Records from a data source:
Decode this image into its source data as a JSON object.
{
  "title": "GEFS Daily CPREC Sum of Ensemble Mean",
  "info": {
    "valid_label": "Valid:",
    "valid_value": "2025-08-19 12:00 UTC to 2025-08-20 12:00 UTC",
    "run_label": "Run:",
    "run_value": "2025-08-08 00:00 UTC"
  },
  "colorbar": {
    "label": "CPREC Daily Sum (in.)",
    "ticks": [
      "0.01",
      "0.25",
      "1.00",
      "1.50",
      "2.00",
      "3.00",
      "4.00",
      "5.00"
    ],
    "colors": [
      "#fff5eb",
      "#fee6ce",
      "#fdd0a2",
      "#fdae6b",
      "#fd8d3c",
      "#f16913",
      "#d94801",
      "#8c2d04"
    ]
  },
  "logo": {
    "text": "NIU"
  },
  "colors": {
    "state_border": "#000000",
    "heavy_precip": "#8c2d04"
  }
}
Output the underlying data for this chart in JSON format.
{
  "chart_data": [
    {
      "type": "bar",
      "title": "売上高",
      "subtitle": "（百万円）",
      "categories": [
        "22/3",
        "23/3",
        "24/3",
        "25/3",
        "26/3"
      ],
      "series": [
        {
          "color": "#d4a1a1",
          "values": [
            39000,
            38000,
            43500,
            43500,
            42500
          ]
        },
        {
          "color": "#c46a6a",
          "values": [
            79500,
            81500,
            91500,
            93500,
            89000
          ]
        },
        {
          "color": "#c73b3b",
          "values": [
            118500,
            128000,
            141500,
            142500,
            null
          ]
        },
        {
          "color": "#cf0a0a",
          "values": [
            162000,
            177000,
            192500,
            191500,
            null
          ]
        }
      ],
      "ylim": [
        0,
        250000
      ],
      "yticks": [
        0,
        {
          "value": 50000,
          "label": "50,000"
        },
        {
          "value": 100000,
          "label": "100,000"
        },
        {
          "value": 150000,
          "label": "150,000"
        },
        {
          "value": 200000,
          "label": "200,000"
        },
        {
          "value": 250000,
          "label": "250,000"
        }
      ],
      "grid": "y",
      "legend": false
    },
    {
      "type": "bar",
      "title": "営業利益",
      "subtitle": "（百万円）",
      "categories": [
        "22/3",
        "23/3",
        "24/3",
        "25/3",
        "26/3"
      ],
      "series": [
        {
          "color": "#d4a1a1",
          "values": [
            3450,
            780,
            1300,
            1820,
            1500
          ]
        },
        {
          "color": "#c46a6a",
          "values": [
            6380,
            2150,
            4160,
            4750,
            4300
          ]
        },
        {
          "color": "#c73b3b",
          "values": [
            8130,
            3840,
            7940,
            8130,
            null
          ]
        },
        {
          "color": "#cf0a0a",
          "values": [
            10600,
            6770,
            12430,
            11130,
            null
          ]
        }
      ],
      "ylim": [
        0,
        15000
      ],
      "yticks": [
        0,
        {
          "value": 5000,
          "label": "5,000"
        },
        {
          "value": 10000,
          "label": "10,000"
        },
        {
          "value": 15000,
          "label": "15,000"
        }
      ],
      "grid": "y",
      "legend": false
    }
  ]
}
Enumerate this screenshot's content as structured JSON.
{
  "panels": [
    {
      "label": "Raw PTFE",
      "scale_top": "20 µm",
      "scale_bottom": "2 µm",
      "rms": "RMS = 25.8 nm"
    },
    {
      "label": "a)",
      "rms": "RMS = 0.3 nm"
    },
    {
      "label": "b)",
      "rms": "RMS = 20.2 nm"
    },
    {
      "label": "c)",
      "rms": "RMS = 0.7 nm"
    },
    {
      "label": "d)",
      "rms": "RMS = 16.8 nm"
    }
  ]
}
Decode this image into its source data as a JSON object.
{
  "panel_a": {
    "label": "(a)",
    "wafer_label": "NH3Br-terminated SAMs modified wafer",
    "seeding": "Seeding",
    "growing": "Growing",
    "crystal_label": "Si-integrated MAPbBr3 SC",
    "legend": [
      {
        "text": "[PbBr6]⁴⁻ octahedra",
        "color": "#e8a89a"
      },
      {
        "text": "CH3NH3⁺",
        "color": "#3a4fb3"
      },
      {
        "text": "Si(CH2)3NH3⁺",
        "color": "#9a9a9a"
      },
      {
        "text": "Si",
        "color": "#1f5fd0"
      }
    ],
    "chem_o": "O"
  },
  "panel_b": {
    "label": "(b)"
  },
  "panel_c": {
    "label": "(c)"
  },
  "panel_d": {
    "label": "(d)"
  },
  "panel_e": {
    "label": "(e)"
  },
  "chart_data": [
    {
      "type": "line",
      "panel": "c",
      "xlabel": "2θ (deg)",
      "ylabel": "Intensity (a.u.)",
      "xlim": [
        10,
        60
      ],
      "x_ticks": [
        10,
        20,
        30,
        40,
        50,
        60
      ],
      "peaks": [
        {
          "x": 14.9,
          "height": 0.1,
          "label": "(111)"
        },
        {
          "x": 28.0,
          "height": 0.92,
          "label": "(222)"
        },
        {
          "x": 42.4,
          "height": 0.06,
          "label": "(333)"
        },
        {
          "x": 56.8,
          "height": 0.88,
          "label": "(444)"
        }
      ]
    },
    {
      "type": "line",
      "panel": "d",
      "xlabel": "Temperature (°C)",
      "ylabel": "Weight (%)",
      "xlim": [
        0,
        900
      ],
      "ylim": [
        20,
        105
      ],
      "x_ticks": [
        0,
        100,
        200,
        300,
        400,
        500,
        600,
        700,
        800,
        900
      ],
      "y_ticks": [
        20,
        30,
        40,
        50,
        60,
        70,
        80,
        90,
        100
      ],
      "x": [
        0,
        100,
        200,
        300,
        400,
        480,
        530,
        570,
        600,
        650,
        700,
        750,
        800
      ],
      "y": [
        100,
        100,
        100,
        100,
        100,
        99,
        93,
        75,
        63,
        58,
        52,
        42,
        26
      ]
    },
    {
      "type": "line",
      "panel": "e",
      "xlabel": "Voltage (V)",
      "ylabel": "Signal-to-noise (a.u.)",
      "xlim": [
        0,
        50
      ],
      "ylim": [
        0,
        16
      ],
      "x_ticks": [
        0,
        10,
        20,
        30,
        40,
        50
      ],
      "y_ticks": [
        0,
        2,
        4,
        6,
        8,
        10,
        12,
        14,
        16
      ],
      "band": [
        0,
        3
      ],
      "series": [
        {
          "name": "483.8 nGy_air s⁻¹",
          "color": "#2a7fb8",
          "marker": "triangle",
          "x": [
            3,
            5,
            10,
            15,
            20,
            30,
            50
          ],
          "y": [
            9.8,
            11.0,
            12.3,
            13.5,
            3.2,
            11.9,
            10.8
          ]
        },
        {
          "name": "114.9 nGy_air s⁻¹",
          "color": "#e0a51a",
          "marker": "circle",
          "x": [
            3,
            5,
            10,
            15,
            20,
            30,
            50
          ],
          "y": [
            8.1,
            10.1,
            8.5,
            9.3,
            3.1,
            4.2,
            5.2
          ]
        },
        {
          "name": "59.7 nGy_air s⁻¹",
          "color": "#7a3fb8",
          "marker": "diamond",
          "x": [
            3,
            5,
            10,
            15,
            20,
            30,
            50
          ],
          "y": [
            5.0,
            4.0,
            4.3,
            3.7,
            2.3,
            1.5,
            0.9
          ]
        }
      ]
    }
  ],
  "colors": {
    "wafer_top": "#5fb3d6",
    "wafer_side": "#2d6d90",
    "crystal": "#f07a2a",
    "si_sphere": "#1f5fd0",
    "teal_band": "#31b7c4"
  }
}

● Set exercise: Every line above should be written out again exactly as it stands.

● Response to this task:
Decode this image into its source data as a JSON object.
{
  "title": "GEFS Daily CPREC Sum of Ensemble Mean",
  "info": {
    "valid_label": "Valid:",
    "valid_value": "2025-08-19 12:00 UTC to 2025-08-20 12:00 UTC",
    "run_label": "Run:",
    "run_value": "2025-08-08 00:00 UTC"
  },
  "colorbar": {
    "label": "CPREC Daily Sum (in.)",
    "ticks": [
      "0.01",
      "0.25",
      "1.00",
      "1.50",
      "2.00",
      "3.00",
      "4.00",
      "5.00"
    ],
    "colors": [
      "#fff5eb",
      "#fee6ce",
      "#fdd0a2",
      "#fdae6b",
      "#fd8d3c",
      "#f16913",
      "#d94801",
      "#8c2d04"
    ]
  },
  "logo": {
    "text": "NIU"
  },
  "colors": {
    "state_border": "#000000",
    "heavy_precip": "#8c2d04"
  }
}
Output the underlying data for this chart in JSON format.
{
  "chart_data": [
    {
      "type": "bar",
      "title": "売上高",
      "subtitle": "（百万円）",
      "categories": [
        "22/3",
        "23/3",
        "24/3",
        "25/3",
        "26/3"
      ],
      "series": [
        {
          "color": "#d4a1a1",
          "values": [
            39000,
            38000,
            43500,
            43500,
            42500
          ]
        },
        {
          "color": "#c46a6a",
          "values": [
            79500,
            81500,
            91500,
            93500,
            89000
          ]
        },
        {
          "color": "#c73b3b",
          "values": [
            118500,
            128000,
            141500,
            142500,
            null
          ]
        },
        {
          "color": "#cf0a0a",
          "values": [
            162000,
            177000,
            192500,
            191500,
            null
          ]
        }
      ],
      "ylim": [
        0,
        250000
      ],
      "yticks": [
        0,
        {
          "value": 50000,
          "label": "50,000"
        },
        {
          "value": 100000,
          "label": "100,000"
        },
        {
          "value": 150000,
          "label": "150,000"
        },
        {
          "value": 200000,
          "label": "200,000"
        },
        {
          "value": 250000,
          "label": "250,000"
        }
      ],
      "grid": "y",
      "legend": false
    },
    {
      "type": "bar",
      "title": "営業利益",
      "subtitle": "（百万円）",
      "categories": [
        "22/3",
        "23/3",
        "24/3",
        "25/3",
        "26/3"
      ],
      "series": [
        {
          "color": "#d4a1a1",
          "values": [
            3450,
            780,
            1300,
            1820,
            1500
          ]
        },
        {
          "color": "#c46a6a",
          "values": [
            6380,
            2150,
            4160,
            4750,
            4300
          ]
        },
        {
          "color": "#c73b3b",
          "values": [
            8130,
            3840,
            7940,
            8130,
            null
          ]
        },
        {
          "color": "#cf0a0a",
          "values": [
            10600,
            6770,
            12430,
            11130,
            null
          ]
        }
      ],
      "ylim": [
        0,
        15000
      ],
      "yticks": [
        0,
        {
          "value": 5000,
          "label": "5,000"
        },
        {
          "value": 10000,
          "label": "10,000"
        },
        {
          "value": 15000,
          "label": "15,000"
        }
      ],
      "grid": "y",
      "legend": false
    }
  ]
}
Enumerate this screenshot's content as structured JSON.
{
  "panels": [
    {
      "label": "Raw PTFE",
      "scale_top": "20 µm",
      "scale_bottom": "2 µm",
      "rms": "RMS = 25.8 nm"
    },
    {
      "label": "a)",
      "rms": "RMS = 0.3 nm"
    },
    {
      "label": "b)",
      "rms": "RMS = 20.2 nm"
    },
    {
      "label": "c)",
      "rms": "RMS = 0.7 nm"
    },
    {
      "label": "d)",
      "rms": "RMS = 16.8 nm"
    }
  ]
}
Decode this image into its source data as a JSON object.
{
  "panel_a": {
    "label": "(a)",
    "wafer_label": "NH3Br-terminated SAMs modified wafer",
    "seeding": "Seeding",
    "growing": "Growing",
    "crystal_label": "Si-integrated MAPbBr3 SC",
    "legend": [
      {
        "text": "[PbBr6]⁴⁻ octahedra",
        "color": "#e8a89a"
      },
      {
        "text": "CH3NH3⁺",
        "color": "#3a4fb3"
      },
      {
        "text": "Si(CH2)3NH3⁺",
        "color": "#9a9a9a"
      },
      {
        "text": "Si",
        "color": "#1f5fd0"
      }
    ],
    "chem_o": "O"
  },
  "panel_b": {
    "label": "(b)"
  },
  "panel_c": {
    "label": "(c)"
  },
  "panel_d": {
    "label": "(d)"
  },
  "panel_e": {
    "label": "(e)"
  },
  "chart_data": [
    {
      "type": "line",
      "panel": "c",
      "xlabel": "2θ (deg)",
      "ylabel": "Intensity (a.u.)",
      "xlim": [
        10,
        60
      ],
      "x_ticks": [
        10,
        20,
        30,
        40,
        50,
        60
      ],
      "peaks": [
        {
          "x": 14.9,
          "height": 0.1,
          "label": "(111)"
        },
        {
          "x": 28.0,
          "height": 0.92,
          "label": "(222)"
        },
        {
          "x": 42.4,
          "height": 0.06,
          "label": "(333)"
        },
        {
          "x": 56.8,
          "height": 0.88,
          "label": "(444)"
        }
      ]
    },
    {
      "type": "line",
      "panel": "d",
      "xlabel": "Temperature (°C)",
      "ylabel": "Weight (%)",
      "xlim": [
        0,
        900
      ],
      "ylim": [
        20,
        105
      ],
      "x_ticks": [
        0,
        100,
        200,
        300,
        400,
        500,
        600,
        700,
        800,
        900
      ],
      "y_ticks": [
        20,
        30,
        40,
        50,
        60,
        70,
        80,
        90,
        100
      ],
      "x": [
        0,
        100,
        200,
        300,
        400,
        480,
        530,
        570,
        600,
        650,
        700,
        750,
        800
      ],
      "y": [
        100,
        100,
        100,
        100,
        100,
        99,
        93,
        75,
        63,
        58,
        52,
        42,
        26
      ]
    },
    {
      "type": "line",
      "panel": "e",
      "xlabel": "Voltage (V)",
      "ylabel": "Signal-to-noise (a.u.)",
      "xlim": [
        0,
        50
      ],
      "ylim": [
        0,
        16
      ],
      "x_ticks": [
        0,
        10,
        20,
        30,
        40,
        50
      ],
      "y_ticks": [
        0,
        2,
        4,
        6,
        8,
        10,
        12,
        14,
        16
      ],
      "band": [
        0,
        3
      ],
      "series": [
        {
          "name": "483.8 nGy_air s⁻¹",
          "color": "#2a7fb8",
          "marker": "triangle",
          "x": [
            3,
            5,
            10,
            15,
            20,
            30,
            50
          ],
          "y": [
            9.8,
            11.0,
            12.3,
            13.5,
            3.2,
            11.9,
            10.8
          ]
        },
        {
          "name": "114.9 nGy_air s⁻¹",
          "color": "#e0a51a",
          "marker": "circle",
          "x": [
            3,
            5,
            10,
            15,
            20,
            30,
            50
          ],
          "y": [
            8.1,
            10.1,
            8.5,
            9.3,
            3.1,
            4.2,
            5.2
          ]
        },
        {
          "name": "59.7 nGy_air s⁻¹",
          "color": "#7a3fb8",
          "marker": "diamond",
          "x": [
            3,
            5,
            10,
            15,
            20,
            30,
            50
          ],
          "y": [
            5.0,
            4.0,
            4.3,
            3.7,
            2.3,
            1.5,
            0.9
          ]
        }
      ]
    }
  ],
  "colors": {
    "wafer_top": "#5fb3d6",
    "wafer_side": "#2d6d90",
    "crystal": "#f07a2a",
    "si_sphere": "#1f5fd0",
    "teal_band": "#31b7c4"
  }
}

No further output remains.